Instructions for the task ::
Rename "x-tick-label" to "x-axis-tick" everywhere in the rows below, and give the lines again with nothing else changed.

═════ Supplied material ═════

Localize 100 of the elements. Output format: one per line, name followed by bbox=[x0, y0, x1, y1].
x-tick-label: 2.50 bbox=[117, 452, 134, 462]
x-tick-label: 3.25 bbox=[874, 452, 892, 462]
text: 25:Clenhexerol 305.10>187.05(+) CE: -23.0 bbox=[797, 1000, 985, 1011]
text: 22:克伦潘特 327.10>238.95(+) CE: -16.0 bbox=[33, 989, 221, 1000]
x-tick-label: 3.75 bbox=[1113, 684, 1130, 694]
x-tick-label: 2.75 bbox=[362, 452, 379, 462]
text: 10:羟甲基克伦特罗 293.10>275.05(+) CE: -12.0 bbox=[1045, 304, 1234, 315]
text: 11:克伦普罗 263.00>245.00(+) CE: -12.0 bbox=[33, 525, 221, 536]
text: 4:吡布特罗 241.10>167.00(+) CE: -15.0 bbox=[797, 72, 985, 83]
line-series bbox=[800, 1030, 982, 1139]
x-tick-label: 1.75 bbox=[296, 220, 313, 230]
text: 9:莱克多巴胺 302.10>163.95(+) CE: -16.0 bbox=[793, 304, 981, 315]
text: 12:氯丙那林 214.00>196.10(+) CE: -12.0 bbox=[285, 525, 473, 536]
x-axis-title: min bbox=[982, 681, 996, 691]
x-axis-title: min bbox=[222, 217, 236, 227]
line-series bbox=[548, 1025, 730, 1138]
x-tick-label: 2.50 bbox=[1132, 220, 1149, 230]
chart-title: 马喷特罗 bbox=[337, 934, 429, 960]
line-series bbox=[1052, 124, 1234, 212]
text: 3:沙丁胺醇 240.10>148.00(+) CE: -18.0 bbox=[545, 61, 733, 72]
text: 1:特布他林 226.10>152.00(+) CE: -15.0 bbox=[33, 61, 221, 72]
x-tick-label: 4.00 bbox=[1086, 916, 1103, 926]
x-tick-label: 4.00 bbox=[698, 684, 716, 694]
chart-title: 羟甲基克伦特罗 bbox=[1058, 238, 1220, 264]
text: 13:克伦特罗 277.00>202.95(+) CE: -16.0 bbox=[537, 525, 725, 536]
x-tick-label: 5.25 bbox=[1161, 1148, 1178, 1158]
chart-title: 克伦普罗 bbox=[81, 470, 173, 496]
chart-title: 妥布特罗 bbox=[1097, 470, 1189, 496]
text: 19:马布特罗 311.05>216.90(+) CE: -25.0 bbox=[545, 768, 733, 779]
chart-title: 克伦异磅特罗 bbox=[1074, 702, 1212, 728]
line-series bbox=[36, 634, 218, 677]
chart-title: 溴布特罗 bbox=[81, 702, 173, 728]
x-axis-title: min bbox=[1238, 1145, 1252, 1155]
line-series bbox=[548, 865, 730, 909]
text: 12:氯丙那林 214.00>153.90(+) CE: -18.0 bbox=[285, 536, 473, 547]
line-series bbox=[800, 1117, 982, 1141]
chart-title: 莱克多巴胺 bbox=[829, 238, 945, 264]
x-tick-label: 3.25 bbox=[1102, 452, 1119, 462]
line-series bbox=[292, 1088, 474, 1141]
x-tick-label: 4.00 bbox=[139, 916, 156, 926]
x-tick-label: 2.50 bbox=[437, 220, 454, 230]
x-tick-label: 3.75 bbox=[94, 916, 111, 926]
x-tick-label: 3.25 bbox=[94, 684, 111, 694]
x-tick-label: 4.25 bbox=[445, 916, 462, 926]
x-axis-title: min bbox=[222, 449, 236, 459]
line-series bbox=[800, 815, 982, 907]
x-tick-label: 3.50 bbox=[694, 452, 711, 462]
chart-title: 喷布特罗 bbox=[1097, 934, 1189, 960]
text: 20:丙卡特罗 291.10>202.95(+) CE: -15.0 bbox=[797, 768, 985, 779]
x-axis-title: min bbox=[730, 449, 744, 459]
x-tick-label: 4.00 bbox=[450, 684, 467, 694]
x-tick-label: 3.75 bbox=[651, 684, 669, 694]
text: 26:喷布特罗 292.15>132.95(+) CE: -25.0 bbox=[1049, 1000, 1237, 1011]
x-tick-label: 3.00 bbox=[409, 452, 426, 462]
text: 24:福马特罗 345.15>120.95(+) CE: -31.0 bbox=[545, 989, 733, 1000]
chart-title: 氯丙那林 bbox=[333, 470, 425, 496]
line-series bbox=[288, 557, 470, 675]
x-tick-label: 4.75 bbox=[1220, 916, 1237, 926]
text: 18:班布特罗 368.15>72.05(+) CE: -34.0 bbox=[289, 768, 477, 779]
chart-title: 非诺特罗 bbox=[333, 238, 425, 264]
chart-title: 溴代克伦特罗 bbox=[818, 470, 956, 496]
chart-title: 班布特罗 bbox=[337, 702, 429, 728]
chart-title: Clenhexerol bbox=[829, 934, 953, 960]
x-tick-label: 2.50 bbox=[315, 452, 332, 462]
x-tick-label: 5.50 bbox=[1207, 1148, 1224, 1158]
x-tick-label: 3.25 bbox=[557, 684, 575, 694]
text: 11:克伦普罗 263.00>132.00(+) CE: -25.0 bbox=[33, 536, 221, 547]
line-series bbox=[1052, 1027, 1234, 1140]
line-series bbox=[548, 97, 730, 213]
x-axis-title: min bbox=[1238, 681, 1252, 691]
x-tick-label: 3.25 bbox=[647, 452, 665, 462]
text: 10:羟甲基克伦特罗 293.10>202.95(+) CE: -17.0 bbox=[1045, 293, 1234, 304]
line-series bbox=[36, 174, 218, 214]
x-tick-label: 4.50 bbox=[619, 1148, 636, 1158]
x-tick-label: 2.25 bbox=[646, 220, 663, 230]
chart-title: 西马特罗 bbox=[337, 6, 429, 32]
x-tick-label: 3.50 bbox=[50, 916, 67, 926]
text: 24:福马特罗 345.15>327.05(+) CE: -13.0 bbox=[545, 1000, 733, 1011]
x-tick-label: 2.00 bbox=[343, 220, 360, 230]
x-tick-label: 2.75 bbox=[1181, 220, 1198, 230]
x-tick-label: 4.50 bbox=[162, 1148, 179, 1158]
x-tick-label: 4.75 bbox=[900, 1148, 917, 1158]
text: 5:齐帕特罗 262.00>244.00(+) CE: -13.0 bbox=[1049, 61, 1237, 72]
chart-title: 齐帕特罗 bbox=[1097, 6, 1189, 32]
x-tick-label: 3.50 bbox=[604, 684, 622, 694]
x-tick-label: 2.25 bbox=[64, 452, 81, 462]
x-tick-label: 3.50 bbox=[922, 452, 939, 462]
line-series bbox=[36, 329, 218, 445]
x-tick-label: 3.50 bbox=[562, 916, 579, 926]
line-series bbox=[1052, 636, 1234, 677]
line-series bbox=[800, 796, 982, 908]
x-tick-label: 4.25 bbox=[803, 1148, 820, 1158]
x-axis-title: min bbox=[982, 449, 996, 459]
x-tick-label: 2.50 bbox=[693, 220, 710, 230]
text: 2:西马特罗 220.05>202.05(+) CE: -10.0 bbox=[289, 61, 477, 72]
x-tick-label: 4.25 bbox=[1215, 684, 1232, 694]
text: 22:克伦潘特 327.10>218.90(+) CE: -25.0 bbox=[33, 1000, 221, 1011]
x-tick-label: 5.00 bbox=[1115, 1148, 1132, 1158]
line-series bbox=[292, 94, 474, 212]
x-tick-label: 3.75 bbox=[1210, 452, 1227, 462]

═════

Answer to the problem ::
Localize 100 of the elements. Output format: one per line, name followed by bbox=[x0, y0, x1, y1].
x-axis-tick: 2.50 bbox=[117, 452, 134, 462]
x-axis-tick: 3.25 bbox=[874, 452, 892, 462]
text: 25:Clenhexerol 305.10>187.05(+) CE: -23.0 bbox=[797, 1000, 985, 1011]
text: 22:克伦潘特 327.10>238.95(+) CE: -16.0 bbox=[33, 989, 221, 1000]
x-axis-tick: 3.75 bbox=[1113, 684, 1130, 694]
x-axis-tick: 2.75 bbox=[362, 452, 379, 462]
text: 10:羟甲基克伦特罗 293.10>275.05(+) CE: -12.0 bbox=[1045, 304, 1234, 315]
text: 11:克伦普罗 263.00>245.00(+) CE: -12.0 bbox=[33, 525, 221, 536]
text: 4:吡布特罗 241.10>167.00(+) CE: -15.0 bbox=[797, 72, 985, 83]
line-series bbox=[800, 1030, 982, 1139]
x-axis-tick: 1.75 bbox=[296, 220, 313, 230]
text: 9:莱克多巴胺 302.10>163.95(+) CE: -16.0 bbox=[793, 304, 981, 315]
text: 12:氯丙那林 214.00>196.10(+) CE: -12.0 bbox=[285, 525, 473, 536]
x-axis-title: min bbox=[982, 681, 996, 691]
x-axis-title: min bbox=[222, 217, 236, 227]
line-series bbox=[548, 1025, 730, 1138]
x-axis-tick: 2.50 bbox=[1132, 220, 1149, 230]
chart-title: 马喷特罗 bbox=[337, 934, 429, 960]
line-series bbox=[1052, 124, 1234, 212]
text: 3:沙丁胺醇 240.10>148.00(+) CE: -18.0 bbox=[545, 61, 733, 72]
text: 1:特布他林 226.10>152.00(+) CE: -15.0 bbox=[33, 61, 221, 72]
x-axis-tick: 4.00 bbox=[1086, 916, 1103, 926]
x-axis-tick: 4.00 bbox=[698, 684, 716, 694]
chart-title: 羟甲基克伦特罗 bbox=[1058, 238, 1220, 264]
text: 13:克伦特罗 277.00>202.95(+) CE: -16.0 bbox=[537, 525, 725, 536]
x-axis-tick: 5.25 bbox=[1161, 1148, 1178, 1158]
chart-title: 克伦普罗 bbox=[81, 470, 173, 496]
chart-title: 妥布特罗 bbox=[1097, 470, 1189, 496]
text: 19:马布特罗 311.05>216.90(+) CE: -25.0 bbox=[545, 768, 733, 779]
chart-title: 克伦异磅特罗 bbox=[1074, 702, 1212, 728]
line-series bbox=[36, 634, 218, 677]
chart-title: 溴布特罗 bbox=[81, 702, 173, 728]
x-axis-title: min bbox=[1238, 1145, 1252, 1155]
line-series bbox=[548, 865, 730, 909]
text: 12:氯丙那林 214.00>153.90(+) CE: -18.0 bbox=[285, 536, 473, 547]
line-series bbox=[800, 1117, 982, 1141]
chart-title: 莱克多巴胺 bbox=[829, 238, 945, 264]
x-axis-tick: 3.25 bbox=[1102, 452, 1119, 462]
line-series bbox=[292, 1088, 474, 1141]
x-axis-tick: 4.00 bbox=[139, 916, 156, 926]
x-axis-tick: 2.50 bbox=[437, 220, 454, 230]
x-axis-tick: 3.75 bbox=[94, 916, 111, 926]
x-axis-tick: 3.25 bbox=[94, 684, 111, 694]
x-axis-tick: 4.25 bbox=[445, 916, 462, 926]
x-axis-title: min bbox=[222, 449, 236, 459]
line-series bbox=[800, 815, 982, 907]
x-axis-tick: 3.50 bbox=[694, 452, 711, 462]
chart-title: 喷布特罗 bbox=[1097, 934, 1189, 960]
text: 20:丙卡特罗 291.10>202.95(+) CE: -15.0 bbox=[797, 768, 985, 779]
x-axis-title: min bbox=[730, 449, 744, 459]
x-axis-tick: 4.00 bbox=[450, 684, 467, 694]
x-axis-tick: 3.75 bbox=[651, 684, 669, 694]
text: 26:喷布特罗 292.15>132.95(+) CE: -25.0 bbox=[1049, 1000, 1237, 1011]
x-axis-tick: 3.00 bbox=[409, 452, 426, 462]
text: 24:福马特罗 345.15>120.95(+) CE: -31.0 bbox=[545, 989, 733, 1000]
chart-title: 氯丙那林 bbox=[333, 470, 425, 496]
line-series bbox=[288, 557, 470, 675]
x-axis-tick: 4.75 bbox=[1220, 916, 1237, 926]
text: 18:班布特罗 368.15>72.05(+) CE: -34.0 bbox=[289, 768, 477, 779]
chart-title: 非诺特罗 bbox=[333, 238, 425, 264]
chart-title: 溴代克伦特罗 bbox=[818, 470, 956, 496]
chart-title: 班布特罗 bbox=[337, 702, 429, 728]
chart-title: Clenhexerol bbox=[829, 934, 953, 960]
x-axis-tick: 2.50 bbox=[315, 452, 332, 462]
x-axis-tick: 5.50 bbox=[1207, 1148, 1224, 1158]
x-axis-tick: 3.25 bbox=[557, 684, 575, 694]
text: 11:克伦普罗 263.00>132.00(+) CE: -25.0 bbox=[33, 536, 221, 547]
line-series bbox=[1052, 1027, 1234, 1140]
line-series bbox=[548, 97, 730, 213]
x-axis-title: min bbox=[1238, 681, 1252, 691]
x-axis-tick: 3.25 bbox=[647, 452, 665, 462]
text: 10:羟甲基克伦特罗 293.10>202.95(+) CE: -17.0 bbox=[1045, 293, 1234, 304]
line-series bbox=[36, 174, 218, 214]
x-axis-tick: 4.50 bbox=[619, 1148, 636, 1158]
x-axis-tick: 2.25 bbox=[646, 220, 663, 230]
chart-title: 西马特罗 bbox=[337, 6, 429, 32]
x-axis-tick: 3.50 bbox=[50, 916, 67, 926]
text: 24:福马特罗 345.15>327.05(+) CE: -13.0 bbox=[545, 1000, 733, 1011]
x-axis-tick: 2.00 bbox=[343, 220, 360, 230]
x-axis-tick: 2.75 bbox=[1181, 220, 1198, 230]
x-axis-tick: 4.50 bbox=[162, 1148, 179, 1158]
x-axis-tick: 4.75 bbox=[900, 1148, 917, 1158]
text: 5:齐帕特罗 262.00>244.00(+) CE: -13.0 bbox=[1049, 61, 1237, 72]
chart-title: 齐帕特罗 bbox=[1097, 6, 1189, 32]
x-axis-tick: 3.50 bbox=[604, 684, 622, 694]
x-axis-tick: 2.25 bbox=[64, 452, 81, 462]
x-axis-tick: 3.50 bbox=[922, 452, 939, 462]
line-series bbox=[36, 329, 218, 445]
x-axis-tick: 3.50 bbox=[562, 916, 579, 926]
line-series bbox=[1052, 636, 1234, 677]
line-series bbox=[800, 796, 982, 908]
x-axis-tick: 4.25 bbox=[803, 1148, 820, 1158]
x-axis-title: min bbox=[982, 449, 996, 459]
x-axis-tick: 2.50 bbox=[693, 220, 710, 230]
text: 2:西马特罗 220.05>202.05(+) CE: -10.0 bbox=[289, 61, 477, 72]
x-axis-tick: 4.25 bbox=[1215, 684, 1232, 694]
text: 22:克伦潘特 327.10>218.90(+) CE: -25.0 bbox=[33, 1000, 221, 1011]
x-axis-tick: 5.00 bbox=[1115, 1148, 1132, 1158]
line-series bbox=[292, 94, 474, 212]
x-axis-tick: 3.75 bbox=[1210, 452, 1227, 462]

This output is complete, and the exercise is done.